Dataset entries on figures
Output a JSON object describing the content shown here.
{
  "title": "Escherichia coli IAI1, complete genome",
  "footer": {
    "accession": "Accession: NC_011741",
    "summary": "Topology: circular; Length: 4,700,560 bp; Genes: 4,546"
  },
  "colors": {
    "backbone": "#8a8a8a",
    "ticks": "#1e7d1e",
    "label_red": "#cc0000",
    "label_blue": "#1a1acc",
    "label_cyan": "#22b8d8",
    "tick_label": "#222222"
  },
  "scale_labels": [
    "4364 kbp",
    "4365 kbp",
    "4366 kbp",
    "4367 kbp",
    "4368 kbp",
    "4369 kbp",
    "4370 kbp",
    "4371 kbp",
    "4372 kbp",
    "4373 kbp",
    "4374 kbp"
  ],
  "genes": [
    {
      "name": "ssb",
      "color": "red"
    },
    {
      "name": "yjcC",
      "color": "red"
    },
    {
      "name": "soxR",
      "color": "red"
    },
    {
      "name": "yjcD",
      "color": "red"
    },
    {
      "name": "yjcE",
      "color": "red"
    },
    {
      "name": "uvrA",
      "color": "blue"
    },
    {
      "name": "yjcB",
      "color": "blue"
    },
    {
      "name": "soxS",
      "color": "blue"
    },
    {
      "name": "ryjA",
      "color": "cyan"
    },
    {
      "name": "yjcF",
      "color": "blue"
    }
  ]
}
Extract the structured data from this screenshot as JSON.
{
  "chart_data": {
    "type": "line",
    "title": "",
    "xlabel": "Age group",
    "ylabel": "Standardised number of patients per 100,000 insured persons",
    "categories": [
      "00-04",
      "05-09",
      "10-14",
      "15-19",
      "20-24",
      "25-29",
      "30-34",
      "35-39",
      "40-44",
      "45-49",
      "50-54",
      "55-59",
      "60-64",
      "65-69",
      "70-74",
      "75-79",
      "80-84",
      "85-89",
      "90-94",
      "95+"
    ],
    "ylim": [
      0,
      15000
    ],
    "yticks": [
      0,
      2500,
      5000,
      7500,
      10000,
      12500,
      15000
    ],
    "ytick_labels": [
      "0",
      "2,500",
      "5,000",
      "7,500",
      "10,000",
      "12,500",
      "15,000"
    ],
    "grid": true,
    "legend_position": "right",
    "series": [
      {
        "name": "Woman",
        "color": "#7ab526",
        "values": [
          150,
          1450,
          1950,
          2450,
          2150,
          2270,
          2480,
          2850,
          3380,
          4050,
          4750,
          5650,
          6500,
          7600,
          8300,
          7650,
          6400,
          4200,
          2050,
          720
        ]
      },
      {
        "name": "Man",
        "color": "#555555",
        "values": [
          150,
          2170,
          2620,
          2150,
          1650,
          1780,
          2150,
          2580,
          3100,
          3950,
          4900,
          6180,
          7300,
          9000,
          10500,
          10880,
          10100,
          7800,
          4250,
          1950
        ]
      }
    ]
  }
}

* * *

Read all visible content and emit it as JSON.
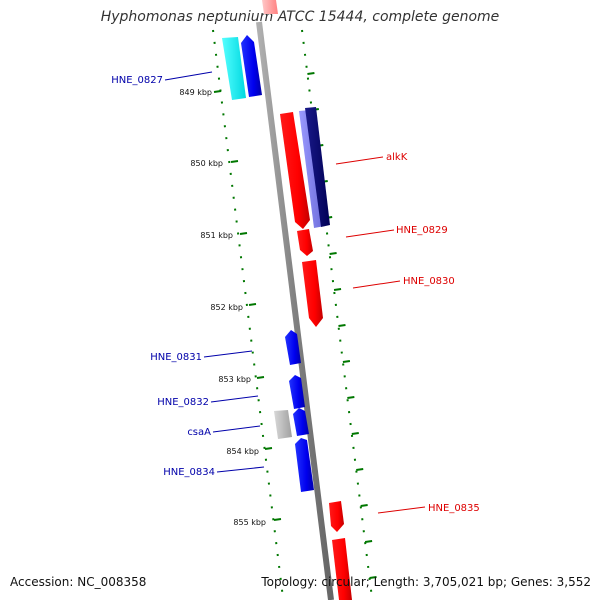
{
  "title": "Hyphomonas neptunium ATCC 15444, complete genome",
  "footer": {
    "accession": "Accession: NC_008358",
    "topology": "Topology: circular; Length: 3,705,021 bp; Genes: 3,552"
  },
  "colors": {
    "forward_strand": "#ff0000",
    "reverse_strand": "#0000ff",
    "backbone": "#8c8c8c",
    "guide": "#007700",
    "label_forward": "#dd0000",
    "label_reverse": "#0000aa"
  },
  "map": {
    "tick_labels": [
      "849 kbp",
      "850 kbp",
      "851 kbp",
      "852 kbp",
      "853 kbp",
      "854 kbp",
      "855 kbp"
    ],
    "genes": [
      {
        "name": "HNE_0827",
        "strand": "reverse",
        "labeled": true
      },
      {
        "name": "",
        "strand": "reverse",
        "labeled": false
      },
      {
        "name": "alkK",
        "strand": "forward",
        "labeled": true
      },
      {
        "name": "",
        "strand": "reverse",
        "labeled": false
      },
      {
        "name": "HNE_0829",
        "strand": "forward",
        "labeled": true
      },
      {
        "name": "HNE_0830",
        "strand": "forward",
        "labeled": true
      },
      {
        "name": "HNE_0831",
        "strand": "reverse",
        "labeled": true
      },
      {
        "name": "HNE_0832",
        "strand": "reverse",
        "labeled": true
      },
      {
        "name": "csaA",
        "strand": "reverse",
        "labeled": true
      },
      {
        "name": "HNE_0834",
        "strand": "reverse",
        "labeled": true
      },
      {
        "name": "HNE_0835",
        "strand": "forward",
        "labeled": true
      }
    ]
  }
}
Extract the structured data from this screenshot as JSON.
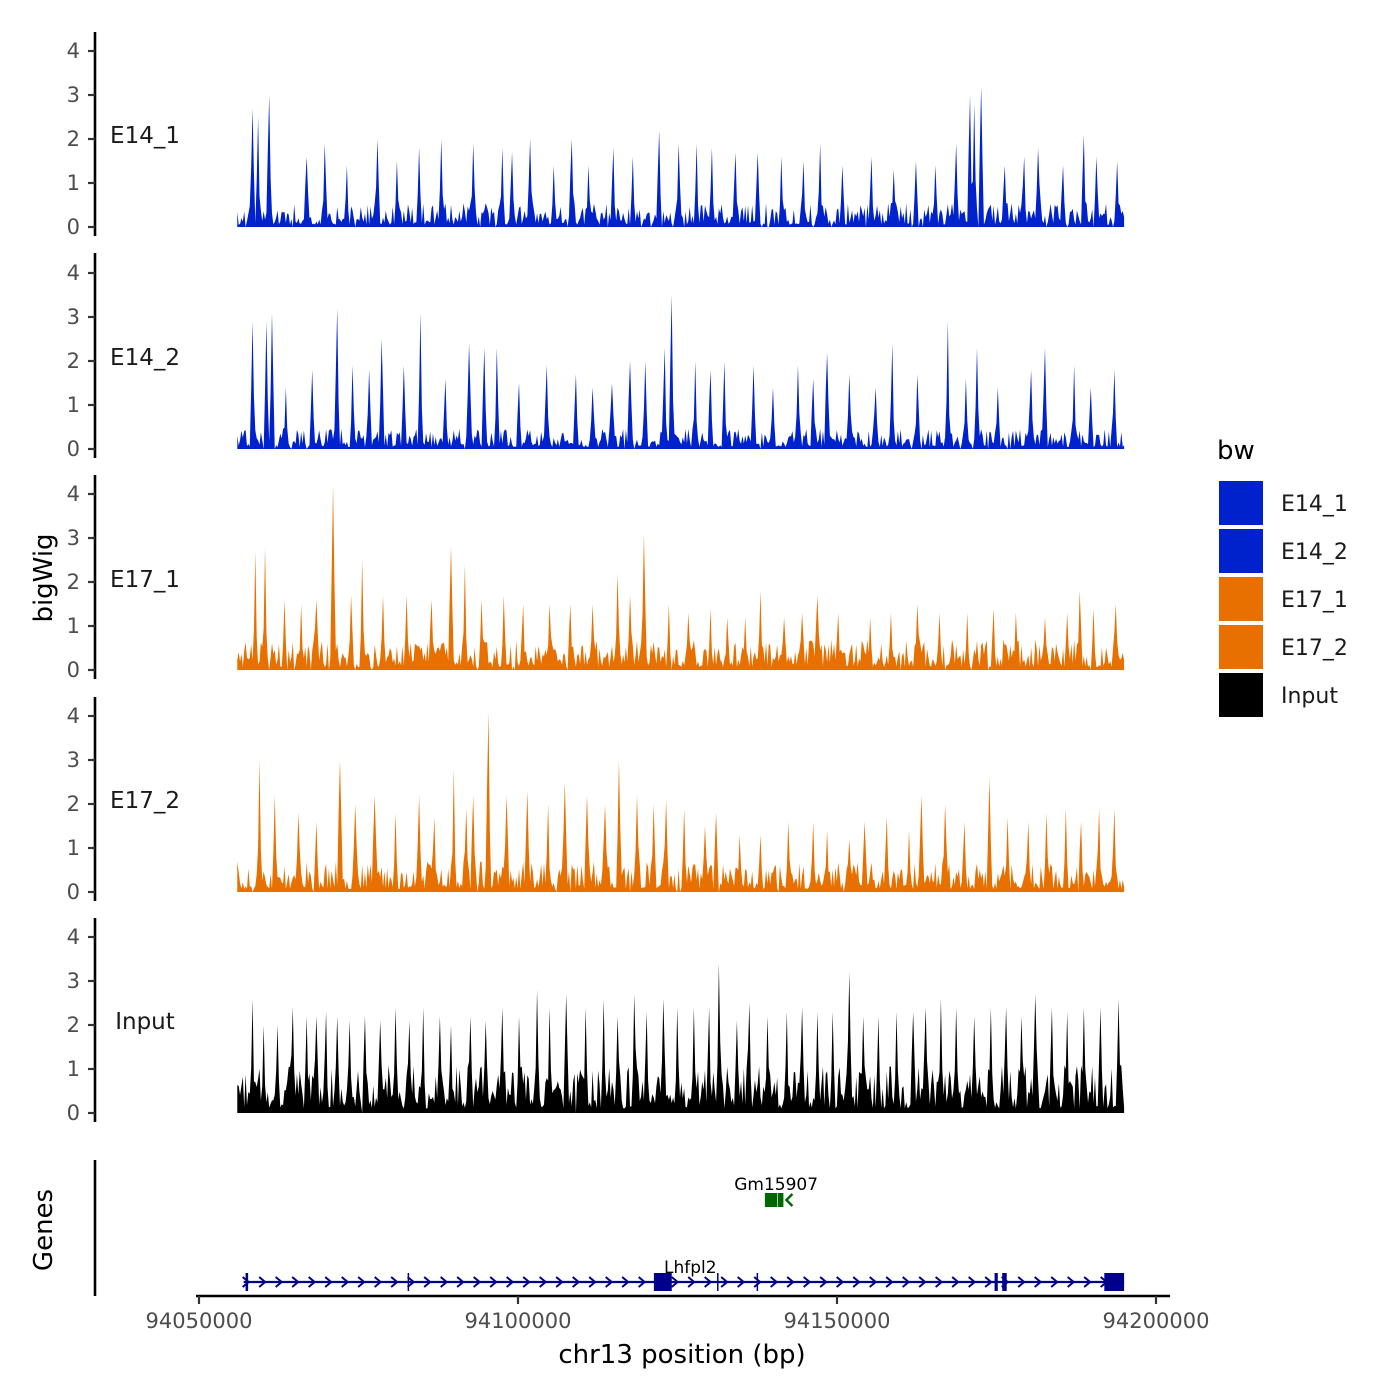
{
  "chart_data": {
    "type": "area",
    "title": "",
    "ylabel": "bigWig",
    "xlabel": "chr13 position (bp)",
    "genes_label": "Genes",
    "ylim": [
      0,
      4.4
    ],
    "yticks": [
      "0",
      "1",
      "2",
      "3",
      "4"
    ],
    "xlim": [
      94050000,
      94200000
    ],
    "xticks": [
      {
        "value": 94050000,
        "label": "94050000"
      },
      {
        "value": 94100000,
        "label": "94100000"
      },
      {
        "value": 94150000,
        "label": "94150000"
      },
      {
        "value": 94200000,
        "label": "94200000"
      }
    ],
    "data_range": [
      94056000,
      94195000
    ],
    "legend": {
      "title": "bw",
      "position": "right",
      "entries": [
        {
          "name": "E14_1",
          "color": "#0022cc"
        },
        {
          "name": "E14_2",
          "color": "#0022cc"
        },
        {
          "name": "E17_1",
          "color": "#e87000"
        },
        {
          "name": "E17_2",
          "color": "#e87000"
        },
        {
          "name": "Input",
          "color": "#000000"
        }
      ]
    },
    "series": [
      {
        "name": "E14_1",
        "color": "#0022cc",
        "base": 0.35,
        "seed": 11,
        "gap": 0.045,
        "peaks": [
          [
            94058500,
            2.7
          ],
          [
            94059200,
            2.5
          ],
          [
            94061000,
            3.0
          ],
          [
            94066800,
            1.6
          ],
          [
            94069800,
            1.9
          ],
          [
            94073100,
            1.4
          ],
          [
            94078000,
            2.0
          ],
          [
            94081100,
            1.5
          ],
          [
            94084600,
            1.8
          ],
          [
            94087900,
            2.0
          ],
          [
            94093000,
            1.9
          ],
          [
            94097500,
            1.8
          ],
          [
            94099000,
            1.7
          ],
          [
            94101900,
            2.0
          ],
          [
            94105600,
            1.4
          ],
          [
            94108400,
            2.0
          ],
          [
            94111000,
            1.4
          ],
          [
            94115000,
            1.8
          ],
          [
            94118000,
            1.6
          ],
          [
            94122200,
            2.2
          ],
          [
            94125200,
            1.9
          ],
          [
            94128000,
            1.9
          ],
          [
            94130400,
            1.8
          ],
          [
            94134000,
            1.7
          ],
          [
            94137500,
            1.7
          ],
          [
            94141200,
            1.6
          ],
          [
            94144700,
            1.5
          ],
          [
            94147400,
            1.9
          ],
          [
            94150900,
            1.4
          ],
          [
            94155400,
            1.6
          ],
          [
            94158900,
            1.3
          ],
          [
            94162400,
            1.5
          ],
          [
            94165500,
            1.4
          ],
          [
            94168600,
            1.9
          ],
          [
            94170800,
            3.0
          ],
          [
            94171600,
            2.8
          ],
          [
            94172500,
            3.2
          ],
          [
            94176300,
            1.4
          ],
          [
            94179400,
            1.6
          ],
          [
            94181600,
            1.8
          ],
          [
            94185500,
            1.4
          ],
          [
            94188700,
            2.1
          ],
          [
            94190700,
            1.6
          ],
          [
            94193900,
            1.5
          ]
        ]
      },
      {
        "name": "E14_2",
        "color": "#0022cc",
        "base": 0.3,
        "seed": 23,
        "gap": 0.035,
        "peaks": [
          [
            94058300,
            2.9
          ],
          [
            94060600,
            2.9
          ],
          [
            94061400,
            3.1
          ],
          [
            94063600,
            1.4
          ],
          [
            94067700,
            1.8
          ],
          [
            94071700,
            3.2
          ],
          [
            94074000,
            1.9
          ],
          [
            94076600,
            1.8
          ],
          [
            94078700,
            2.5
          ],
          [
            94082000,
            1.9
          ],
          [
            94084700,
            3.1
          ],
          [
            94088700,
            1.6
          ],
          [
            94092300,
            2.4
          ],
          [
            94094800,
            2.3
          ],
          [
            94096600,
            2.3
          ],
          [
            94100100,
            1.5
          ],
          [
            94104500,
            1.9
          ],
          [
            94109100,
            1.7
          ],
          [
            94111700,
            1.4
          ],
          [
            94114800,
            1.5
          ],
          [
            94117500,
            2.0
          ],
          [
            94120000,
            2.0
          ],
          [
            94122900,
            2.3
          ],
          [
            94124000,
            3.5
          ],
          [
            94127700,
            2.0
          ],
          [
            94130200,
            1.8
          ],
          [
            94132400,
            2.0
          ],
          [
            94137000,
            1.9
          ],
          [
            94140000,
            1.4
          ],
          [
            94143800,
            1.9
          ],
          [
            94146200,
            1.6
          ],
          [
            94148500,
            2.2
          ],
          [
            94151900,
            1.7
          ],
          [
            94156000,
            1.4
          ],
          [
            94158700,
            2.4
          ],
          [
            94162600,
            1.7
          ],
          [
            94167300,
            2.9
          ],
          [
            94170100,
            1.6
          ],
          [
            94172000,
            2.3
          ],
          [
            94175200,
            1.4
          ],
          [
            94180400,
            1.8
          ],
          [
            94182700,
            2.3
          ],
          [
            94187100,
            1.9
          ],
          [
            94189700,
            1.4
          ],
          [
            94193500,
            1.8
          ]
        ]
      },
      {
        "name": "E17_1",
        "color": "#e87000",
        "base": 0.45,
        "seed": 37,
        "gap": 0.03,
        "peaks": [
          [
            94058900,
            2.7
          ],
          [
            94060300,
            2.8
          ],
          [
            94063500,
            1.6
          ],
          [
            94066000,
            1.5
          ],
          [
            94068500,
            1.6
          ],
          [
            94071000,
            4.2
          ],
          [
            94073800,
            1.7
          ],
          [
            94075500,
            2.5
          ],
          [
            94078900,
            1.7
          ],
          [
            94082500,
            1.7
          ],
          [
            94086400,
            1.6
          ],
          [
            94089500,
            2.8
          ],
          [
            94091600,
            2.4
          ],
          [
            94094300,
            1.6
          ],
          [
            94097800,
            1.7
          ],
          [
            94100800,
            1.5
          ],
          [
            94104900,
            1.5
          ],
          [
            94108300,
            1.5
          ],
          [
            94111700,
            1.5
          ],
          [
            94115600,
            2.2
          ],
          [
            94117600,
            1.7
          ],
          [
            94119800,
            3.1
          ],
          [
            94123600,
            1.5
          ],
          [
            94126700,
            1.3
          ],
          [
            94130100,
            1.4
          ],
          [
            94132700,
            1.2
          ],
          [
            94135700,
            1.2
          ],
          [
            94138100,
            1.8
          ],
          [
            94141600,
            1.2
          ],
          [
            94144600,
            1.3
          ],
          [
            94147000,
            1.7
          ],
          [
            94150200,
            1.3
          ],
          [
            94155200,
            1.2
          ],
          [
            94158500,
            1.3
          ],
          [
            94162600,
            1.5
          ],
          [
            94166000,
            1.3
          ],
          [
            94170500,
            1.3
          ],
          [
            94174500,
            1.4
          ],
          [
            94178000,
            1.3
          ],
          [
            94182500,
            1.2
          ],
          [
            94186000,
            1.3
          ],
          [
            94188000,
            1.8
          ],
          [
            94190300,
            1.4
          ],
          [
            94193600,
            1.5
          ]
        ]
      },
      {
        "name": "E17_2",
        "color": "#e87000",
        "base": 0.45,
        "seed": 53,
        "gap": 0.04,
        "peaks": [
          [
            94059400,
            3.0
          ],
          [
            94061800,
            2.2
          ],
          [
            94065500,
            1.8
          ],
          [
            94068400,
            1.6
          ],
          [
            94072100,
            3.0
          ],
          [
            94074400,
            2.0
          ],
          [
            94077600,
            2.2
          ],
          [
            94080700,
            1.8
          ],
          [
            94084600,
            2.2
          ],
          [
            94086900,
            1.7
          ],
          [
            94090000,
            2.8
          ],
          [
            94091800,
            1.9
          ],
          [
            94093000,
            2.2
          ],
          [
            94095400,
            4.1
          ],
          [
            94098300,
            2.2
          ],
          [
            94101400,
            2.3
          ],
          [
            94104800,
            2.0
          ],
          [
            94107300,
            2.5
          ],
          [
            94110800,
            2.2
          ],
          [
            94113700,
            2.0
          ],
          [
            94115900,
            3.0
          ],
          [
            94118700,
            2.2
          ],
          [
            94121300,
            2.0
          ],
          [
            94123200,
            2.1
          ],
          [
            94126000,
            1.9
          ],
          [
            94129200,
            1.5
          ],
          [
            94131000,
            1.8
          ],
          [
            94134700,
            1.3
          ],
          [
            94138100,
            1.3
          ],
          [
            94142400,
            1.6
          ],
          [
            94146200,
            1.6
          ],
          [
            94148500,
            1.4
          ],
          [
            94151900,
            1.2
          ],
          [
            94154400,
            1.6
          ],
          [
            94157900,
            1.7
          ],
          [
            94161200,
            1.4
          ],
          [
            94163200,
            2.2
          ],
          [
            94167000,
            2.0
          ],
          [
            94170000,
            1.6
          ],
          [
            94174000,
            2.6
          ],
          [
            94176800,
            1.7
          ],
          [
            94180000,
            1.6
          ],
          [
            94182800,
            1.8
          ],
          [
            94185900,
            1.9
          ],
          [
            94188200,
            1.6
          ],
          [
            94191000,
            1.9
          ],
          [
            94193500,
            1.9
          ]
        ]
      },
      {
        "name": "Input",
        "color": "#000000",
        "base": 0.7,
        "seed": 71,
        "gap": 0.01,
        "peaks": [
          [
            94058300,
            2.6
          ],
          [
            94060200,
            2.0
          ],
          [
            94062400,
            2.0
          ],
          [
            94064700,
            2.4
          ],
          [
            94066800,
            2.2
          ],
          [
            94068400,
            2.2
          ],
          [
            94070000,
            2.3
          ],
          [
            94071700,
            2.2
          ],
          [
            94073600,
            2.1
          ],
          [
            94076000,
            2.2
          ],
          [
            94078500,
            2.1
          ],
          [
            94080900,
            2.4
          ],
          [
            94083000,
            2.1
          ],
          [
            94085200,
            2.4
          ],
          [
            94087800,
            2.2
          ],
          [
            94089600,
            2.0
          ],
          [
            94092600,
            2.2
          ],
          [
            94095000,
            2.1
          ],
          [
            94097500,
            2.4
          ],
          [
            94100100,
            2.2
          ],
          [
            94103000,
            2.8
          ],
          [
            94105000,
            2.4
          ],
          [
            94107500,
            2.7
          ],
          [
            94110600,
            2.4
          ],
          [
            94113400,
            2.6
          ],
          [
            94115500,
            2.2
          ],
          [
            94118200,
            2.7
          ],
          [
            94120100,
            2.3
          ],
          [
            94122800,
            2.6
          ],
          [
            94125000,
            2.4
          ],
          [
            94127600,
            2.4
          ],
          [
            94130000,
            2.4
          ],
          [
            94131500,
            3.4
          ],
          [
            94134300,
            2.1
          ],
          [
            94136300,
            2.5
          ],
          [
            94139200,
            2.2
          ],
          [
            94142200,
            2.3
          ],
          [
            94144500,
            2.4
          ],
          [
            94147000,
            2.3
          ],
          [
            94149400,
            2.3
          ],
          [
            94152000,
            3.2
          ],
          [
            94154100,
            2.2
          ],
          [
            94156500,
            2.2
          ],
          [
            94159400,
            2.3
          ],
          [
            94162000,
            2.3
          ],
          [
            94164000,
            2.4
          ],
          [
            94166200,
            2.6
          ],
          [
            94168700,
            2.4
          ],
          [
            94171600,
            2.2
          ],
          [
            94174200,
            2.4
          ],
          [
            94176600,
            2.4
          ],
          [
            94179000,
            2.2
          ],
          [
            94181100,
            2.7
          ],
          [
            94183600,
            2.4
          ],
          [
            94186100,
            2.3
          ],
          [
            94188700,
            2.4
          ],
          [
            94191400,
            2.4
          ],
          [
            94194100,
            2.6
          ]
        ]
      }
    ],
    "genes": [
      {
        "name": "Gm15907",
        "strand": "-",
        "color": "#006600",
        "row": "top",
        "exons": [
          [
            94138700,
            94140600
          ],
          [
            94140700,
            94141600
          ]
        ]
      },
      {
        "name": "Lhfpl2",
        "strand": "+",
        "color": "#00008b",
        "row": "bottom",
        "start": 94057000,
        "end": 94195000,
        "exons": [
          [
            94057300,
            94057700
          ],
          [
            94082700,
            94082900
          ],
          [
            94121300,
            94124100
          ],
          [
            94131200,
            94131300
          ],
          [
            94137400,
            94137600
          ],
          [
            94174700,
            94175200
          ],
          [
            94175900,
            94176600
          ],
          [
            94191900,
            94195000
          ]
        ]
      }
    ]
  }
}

---

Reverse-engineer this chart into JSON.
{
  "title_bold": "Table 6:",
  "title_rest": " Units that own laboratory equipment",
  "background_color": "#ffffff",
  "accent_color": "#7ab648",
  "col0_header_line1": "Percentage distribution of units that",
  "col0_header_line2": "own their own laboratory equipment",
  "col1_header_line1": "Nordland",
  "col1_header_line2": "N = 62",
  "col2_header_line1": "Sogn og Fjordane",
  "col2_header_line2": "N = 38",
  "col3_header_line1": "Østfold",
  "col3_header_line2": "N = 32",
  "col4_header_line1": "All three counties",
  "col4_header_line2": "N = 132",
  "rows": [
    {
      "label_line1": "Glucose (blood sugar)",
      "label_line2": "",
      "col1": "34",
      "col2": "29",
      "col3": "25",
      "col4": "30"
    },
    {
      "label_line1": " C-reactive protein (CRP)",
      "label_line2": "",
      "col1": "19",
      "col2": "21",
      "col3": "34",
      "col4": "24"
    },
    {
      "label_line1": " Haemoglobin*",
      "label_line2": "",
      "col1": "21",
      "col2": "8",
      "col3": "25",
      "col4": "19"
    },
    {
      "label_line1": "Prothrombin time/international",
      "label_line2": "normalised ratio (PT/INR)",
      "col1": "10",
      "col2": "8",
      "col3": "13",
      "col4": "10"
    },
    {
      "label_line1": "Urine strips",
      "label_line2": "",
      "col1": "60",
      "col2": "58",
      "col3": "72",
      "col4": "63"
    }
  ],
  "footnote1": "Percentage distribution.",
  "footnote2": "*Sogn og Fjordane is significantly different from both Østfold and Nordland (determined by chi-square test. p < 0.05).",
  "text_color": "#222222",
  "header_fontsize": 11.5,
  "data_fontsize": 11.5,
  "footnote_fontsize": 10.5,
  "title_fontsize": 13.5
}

__WHAT IS EXPECTED__.
Copy out each line of the data containing the string "that".

__TASK SOLUTION__.
  "title_rest": " Units that own laboratory equipment",
  "col0_header_line1": "Percentage distribution of units that",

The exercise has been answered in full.